§ WHAT TO DO
Tally how many lines of these entries hold the string "text". Return the number alone.

Start of THE RECORDS

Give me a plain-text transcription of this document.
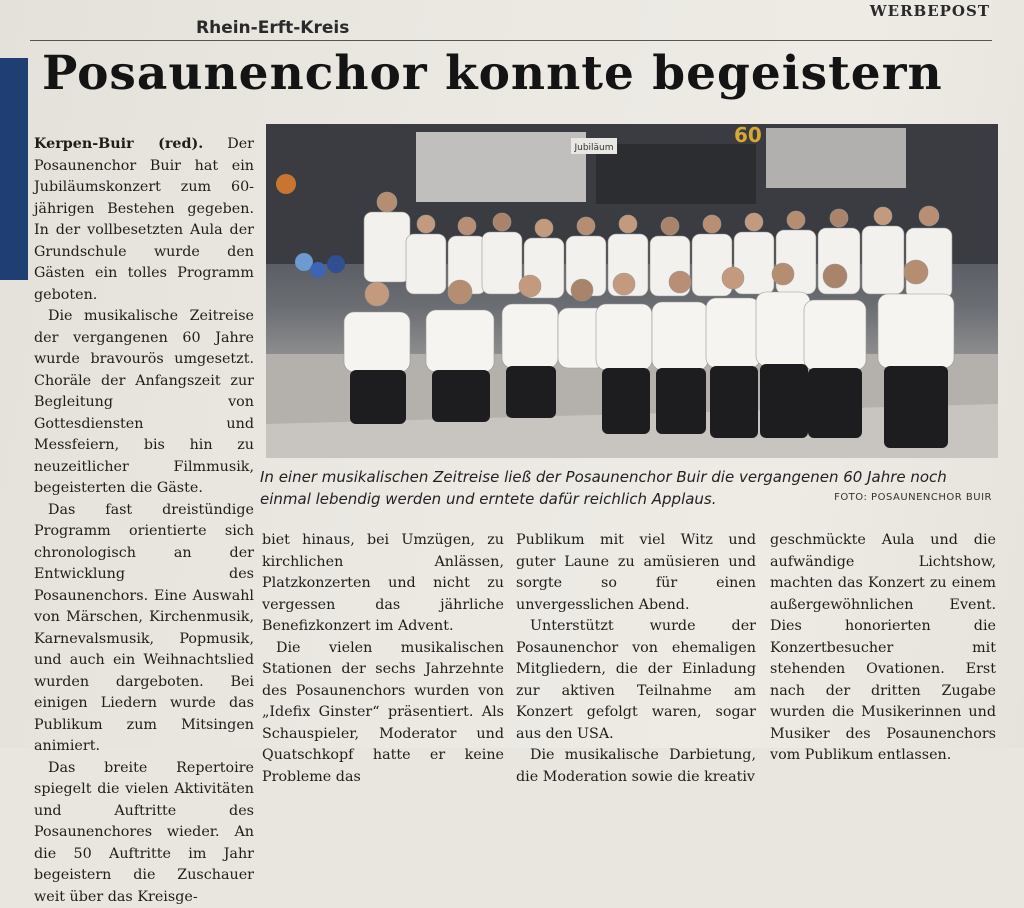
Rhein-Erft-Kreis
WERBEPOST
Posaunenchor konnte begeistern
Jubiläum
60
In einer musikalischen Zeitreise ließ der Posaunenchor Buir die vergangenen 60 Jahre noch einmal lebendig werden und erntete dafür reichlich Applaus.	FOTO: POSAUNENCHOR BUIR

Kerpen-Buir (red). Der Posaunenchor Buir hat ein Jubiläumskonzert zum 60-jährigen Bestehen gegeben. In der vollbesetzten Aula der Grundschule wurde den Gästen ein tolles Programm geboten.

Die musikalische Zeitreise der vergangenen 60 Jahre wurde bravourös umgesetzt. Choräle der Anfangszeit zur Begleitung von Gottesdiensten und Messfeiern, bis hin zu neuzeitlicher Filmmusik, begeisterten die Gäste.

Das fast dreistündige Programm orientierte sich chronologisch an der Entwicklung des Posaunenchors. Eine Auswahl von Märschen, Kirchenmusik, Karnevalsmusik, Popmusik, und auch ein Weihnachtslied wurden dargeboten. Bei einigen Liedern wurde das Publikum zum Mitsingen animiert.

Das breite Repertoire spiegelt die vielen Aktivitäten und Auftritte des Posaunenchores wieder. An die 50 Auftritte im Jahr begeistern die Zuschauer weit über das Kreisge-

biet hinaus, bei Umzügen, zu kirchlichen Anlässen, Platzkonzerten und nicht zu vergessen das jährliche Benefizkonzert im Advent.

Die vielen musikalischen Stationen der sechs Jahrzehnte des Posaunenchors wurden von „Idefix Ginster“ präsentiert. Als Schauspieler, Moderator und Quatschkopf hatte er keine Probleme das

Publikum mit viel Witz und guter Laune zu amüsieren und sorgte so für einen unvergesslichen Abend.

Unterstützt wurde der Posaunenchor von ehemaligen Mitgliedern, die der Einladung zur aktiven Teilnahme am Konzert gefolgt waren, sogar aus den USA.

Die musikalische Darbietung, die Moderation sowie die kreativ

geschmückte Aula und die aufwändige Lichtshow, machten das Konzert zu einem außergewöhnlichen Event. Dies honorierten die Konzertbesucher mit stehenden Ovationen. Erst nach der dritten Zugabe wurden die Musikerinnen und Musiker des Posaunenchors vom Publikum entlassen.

End of THE RECORDS
Start of THE RECORDS

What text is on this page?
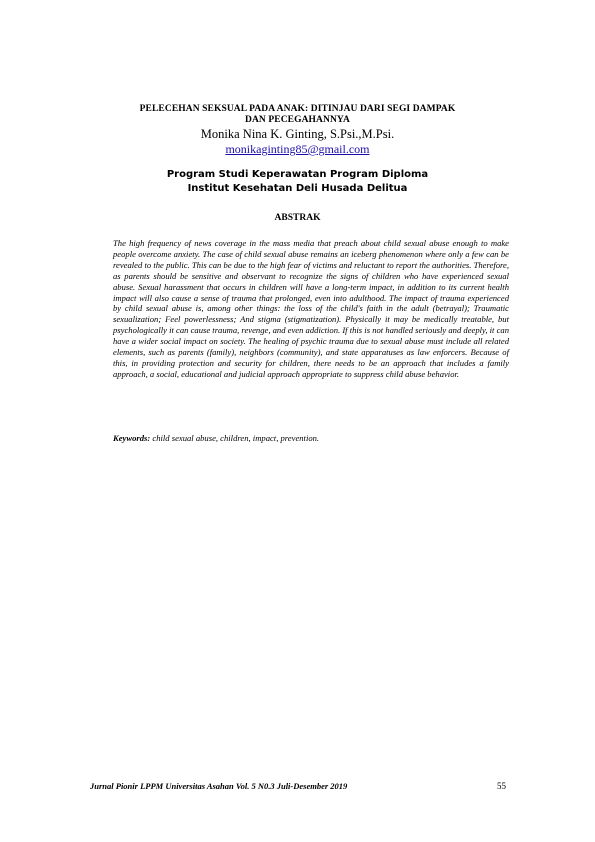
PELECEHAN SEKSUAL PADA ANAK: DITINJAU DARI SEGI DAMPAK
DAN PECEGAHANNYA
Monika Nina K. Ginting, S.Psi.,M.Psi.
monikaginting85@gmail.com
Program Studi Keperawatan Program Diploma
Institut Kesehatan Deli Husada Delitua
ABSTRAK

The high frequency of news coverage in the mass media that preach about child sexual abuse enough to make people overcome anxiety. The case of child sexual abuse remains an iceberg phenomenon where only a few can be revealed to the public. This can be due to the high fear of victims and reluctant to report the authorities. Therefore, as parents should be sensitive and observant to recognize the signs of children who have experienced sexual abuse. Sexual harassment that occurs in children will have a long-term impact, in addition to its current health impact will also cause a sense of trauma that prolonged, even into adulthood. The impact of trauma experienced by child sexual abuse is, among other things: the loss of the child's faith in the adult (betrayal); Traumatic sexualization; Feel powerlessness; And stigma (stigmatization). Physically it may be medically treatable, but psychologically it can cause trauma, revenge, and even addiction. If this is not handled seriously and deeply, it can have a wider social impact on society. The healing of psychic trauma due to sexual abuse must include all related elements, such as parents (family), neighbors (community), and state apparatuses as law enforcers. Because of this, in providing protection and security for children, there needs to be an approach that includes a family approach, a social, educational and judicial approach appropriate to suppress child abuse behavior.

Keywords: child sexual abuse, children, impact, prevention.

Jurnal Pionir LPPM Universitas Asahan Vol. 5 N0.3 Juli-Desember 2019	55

End of THE RECORDS

§ TASK RESPONSE
2